--- Exercise aim ---
In the data that follows, count the lines in which the word "name" occurs, and report that figure alone.

(Lines of data)
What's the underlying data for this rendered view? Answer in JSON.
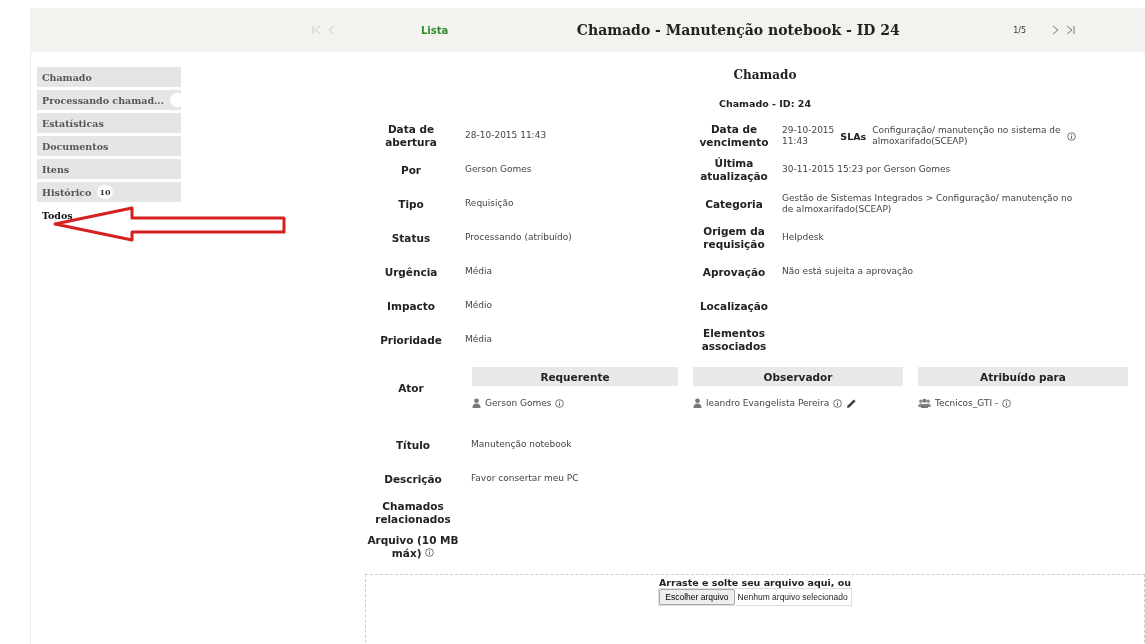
{
  "header": {
    "nav": [
      {
        "kind": "first",
        "disabled": true
      },
      {
        "kind": "prev",
        "disabled": true
      }
    ],
    "list_link": "Lista",
    "title": "Chamado - Manutenção notebook - ID 24",
    "counter": "1/5",
    "nav_right": [
      {
        "kind": "next",
        "disabled": false
      },
      {
        "kind": "last",
        "disabled": false
      }
    ]
  },
  "sidebar": {
    "tabs": [
      {
        "label": "Chamado",
        "selected": false
      },
      {
        "label": "Processando chamad...",
        "selected": false,
        "badge_clipped": true
      },
      {
        "label": "Estatísticas",
        "selected": false
      },
      {
        "label": "Documentos",
        "selected": false
      },
      {
        "label": "Itens",
        "selected": false
      },
      {
        "label": "Histórico",
        "selected": false,
        "badge": "10"
      },
      {
        "label": "Todos",
        "selected": true
      }
    ]
  },
  "form": {
    "heading": "Chamado",
    "subheading": "Chamado - ID: 24",
    "rows": [
      {
        "left": {
          "label": "Data de\nabertura",
          "value": "28-10-2015 11:43"
        },
        "right": {
          "label": "Data de\nvencimento",
          "value": "29-10-2015\n11:43",
          "sla_label": "SLAs",
          "sla_value": "Configuração/ manutenção no sistema de\nalmoxarifado(SCEAP)"
        }
      },
      {
        "left": {
          "label": "Por",
          "value": "Gerson Gomes"
        },
        "right": {
          "label": "Última\natualização",
          "value": "30-11-2015 15:23 por Gerson Gomes"
        }
      },
      {
        "left": {
          "label": "Tipo",
          "value": "Requisição"
        },
        "right": {
          "label": "Categoria",
          "value": "Gestão de Sistemas Integrados > Configuração/ manutenção no\nde almoxarifado(SCEAP)"
        }
      },
      {
        "left": {
          "label": "Status",
          "value": "Processando (atribuído)"
        },
        "right": {
          "label": "Origem da\nrequisição",
          "value": "Helpdesk"
        }
      },
      {
        "left": {
          "label": "Urgência",
          "value": "Média"
        },
        "right": {
          "label": "Aprovação",
          "value": "Não está sujeita a aprovação"
        }
      },
      {
        "left": {
          "label": "Impacto",
          "value": "Médio"
        },
        "right": {
          "label": "Localização"
        }
      },
      {
        "left": {
          "label": "Prioridade",
          "value": "Média"
        },
        "right": {
          "label": "Elementos\nassociados"
        }
      }
    ],
    "actors": {
      "label": "Ator",
      "columns": [
        {
          "heading": "Requerente",
          "entries": [
            {
              "kind": "user",
              "name": "Gerson Gomes",
              "editable": false
            }
          ]
        },
        {
          "heading": "Observador",
          "entries": [
            {
              "kind": "user",
              "name": "leandro Evangelista Pereira",
              "editable": true
            }
          ]
        },
        {
          "heading": "Atribuído para",
          "entries": [
            {
              "kind": "group",
              "name": "Tecnicos_GTI -",
              "editable": false
            }
          ]
        }
      ]
    },
    "details": [
      {
        "label": "Título",
        "value": "Manutenção notebook"
      },
      {
        "label": "Descrição",
        "value": "Favor consertar meu PC"
      },
      {
        "label": "Chamados\nrelacionados"
      },
      {
        "label": "Arquivo (10 MB\nmáx)",
        "info": true
      }
    ],
    "dropzone": {
      "prompt": "Arraste e solte seu arquivo aqui, ou",
      "button": "Escolher arquivo",
      "status": "Nenhum arquivo selecionado"
    }
  }
}
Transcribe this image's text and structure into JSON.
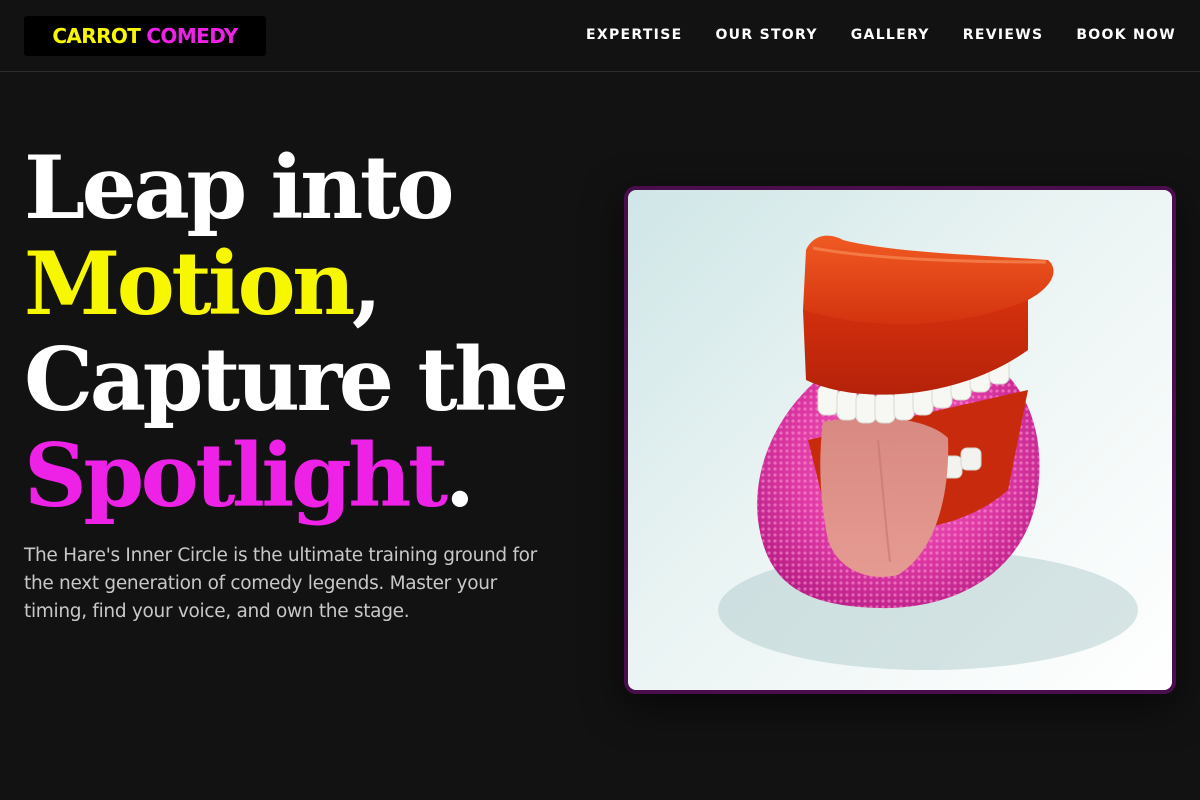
{
  "brand": {
    "part1": "CARROT",
    "part2": "COMEDY"
  },
  "nav": {
    "items": [
      "EXPERTISE",
      "OUR STORY",
      "GALLERY",
      "REVIEWS",
      "BOOK NOW"
    ]
  },
  "hero": {
    "line1": "Leap into",
    "line2_highlight": "Motion",
    "line2_punct": ",",
    "line3": "Capture the",
    "line4_highlight": "Spotlight",
    "line4_punct": ".",
    "description": "The Hare's Inner Circle is the ultimate training ground for the next generation of comedy legends. Master your timing, find your voice, and own the stage."
  },
  "colors": {
    "background": "#121212",
    "accent_yellow": "#f7f700",
    "accent_magenta": "#ee22e6",
    "frame_border": "#4a0e4c"
  },
  "image": {
    "subject": "wind-up chattering teeth toy with tongue on a pink sponge"
  }
}
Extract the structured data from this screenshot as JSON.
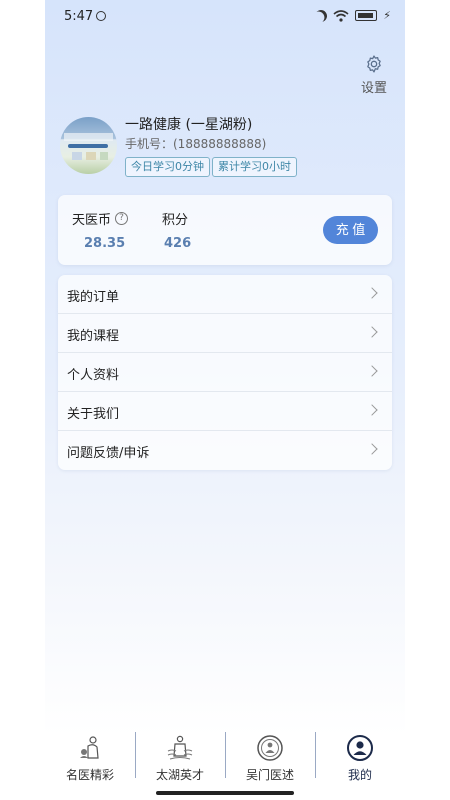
{
  "status_bar": {
    "time": "5:47"
  },
  "settings": {
    "label": "设置",
    "icon": "gear-icon"
  },
  "profile": {
    "name": "一路健康 (一星湖粉)",
    "phone": "手机号：(18888888888)",
    "tag_today": "今日学习0分钟",
    "tag_total": "累计学习0小时"
  },
  "wallet": {
    "coin_label": "天医币",
    "coin_help_icon": "question-circle-icon",
    "coin_value": "28.35",
    "points_label": "积分",
    "points_value": "426",
    "recharge_label": "充 值",
    "accent": "#5285d9",
    "value_color": "#5a7fb0"
  },
  "menu": {
    "items": [
      {
        "label": "我的订单"
      },
      {
        "label": "我的课程"
      },
      {
        "label": "个人资料"
      },
      {
        "label": "关于我们"
      },
      {
        "label": "问题反馈/申诉"
      }
    ]
  },
  "bottom_nav": {
    "items": [
      {
        "label": "名医精彩",
        "icon": "doctor-figure-icon"
      },
      {
        "label": "太湖英才",
        "icon": "scholar-figure-icon"
      },
      {
        "label": "吴门医述",
        "icon": "seal-medallion-icon"
      },
      {
        "label": "我的",
        "icon": "user-circle-icon",
        "active": true
      }
    ]
  }
}
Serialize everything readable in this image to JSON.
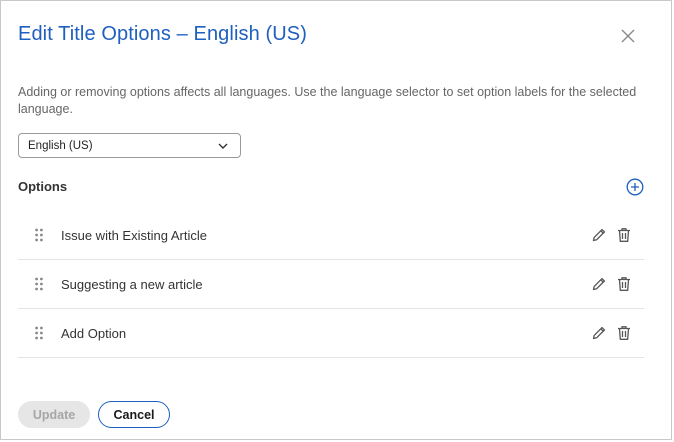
{
  "dialog": {
    "title": "Edit Title Options – English (US)",
    "description": "Adding or removing options affects all languages. Use the language selector to set option labels for the selected language.",
    "language_select": {
      "value": "English (US)"
    },
    "options_label": "Options",
    "options": [
      {
        "label": "Issue with Existing Article"
      },
      {
        "label": "Suggesting a new article"
      },
      {
        "label": "Add Option"
      }
    ],
    "buttons": {
      "update": "Update",
      "cancel": "Cancel"
    },
    "icons": {
      "close": "close-icon",
      "add": "plus-circle-icon",
      "drag": "drag-handle-icon",
      "edit": "pencil-icon",
      "delete": "trash-icon",
      "select": "chevron-down-icon"
    },
    "colors": {
      "accent": "#1f5fbf",
      "disabled_bg": "#e6e6e6",
      "disabled_text": "#a6a6a6"
    }
  }
}
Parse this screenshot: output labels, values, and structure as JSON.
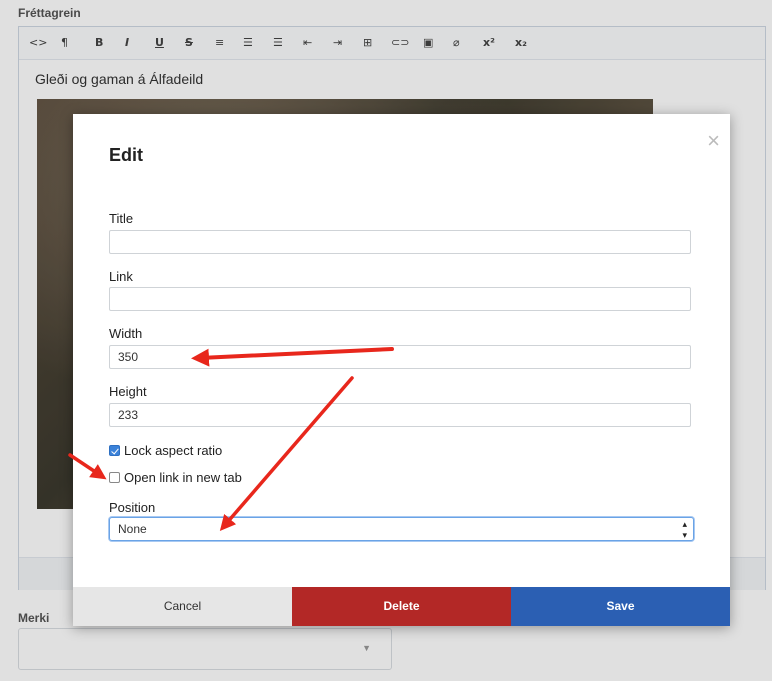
{
  "background": {
    "editor_label": "Fréttagrein",
    "editor_text": "Gleði og gaman á Álfadeild",
    "tags_label": "Merki",
    "tags_caret": "▼",
    "toolbar": [
      "<>",
      "¶",
      "B",
      "I",
      "U",
      "S",
      "≡",
      "☰",
      "☰",
      "⇤",
      "⇥",
      "⊞",
      "⊂⊃",
      "▣",
      "⌀",
      "x²",
      "x₂"
    ]
  },
  "modal": {
    "title": "Edit",
    "close": "×",
    "fields": {
      "title_label": "Title",
      "title_value": "",
      "link_label": "Link",
      "link_value": "",
      "width_label": "Width",
      "width_value": "350",
      "height_label": "Height",
      "height_value": "233"
    },
    "lock_aspect_label": "Lock aspect ratio",
    "lock_aspect_checked": true,
    "open_new_tab_label": "Open link in new tab",
    "open_new_tab_checked": false,
    "position_label": "Position",
    "position_value": "None",
    "buttons": {
      "cancel": "Cancel",
      "delete": "Delete",
      "save": "Save"
    }
  },
  "colors": {
    "delete": "#b32826",
    "save": "#2b5fb3",
    "arrow": "#e8271c",
    "checkbox": "#3b82d9"
  }
}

--- The completed task ---
4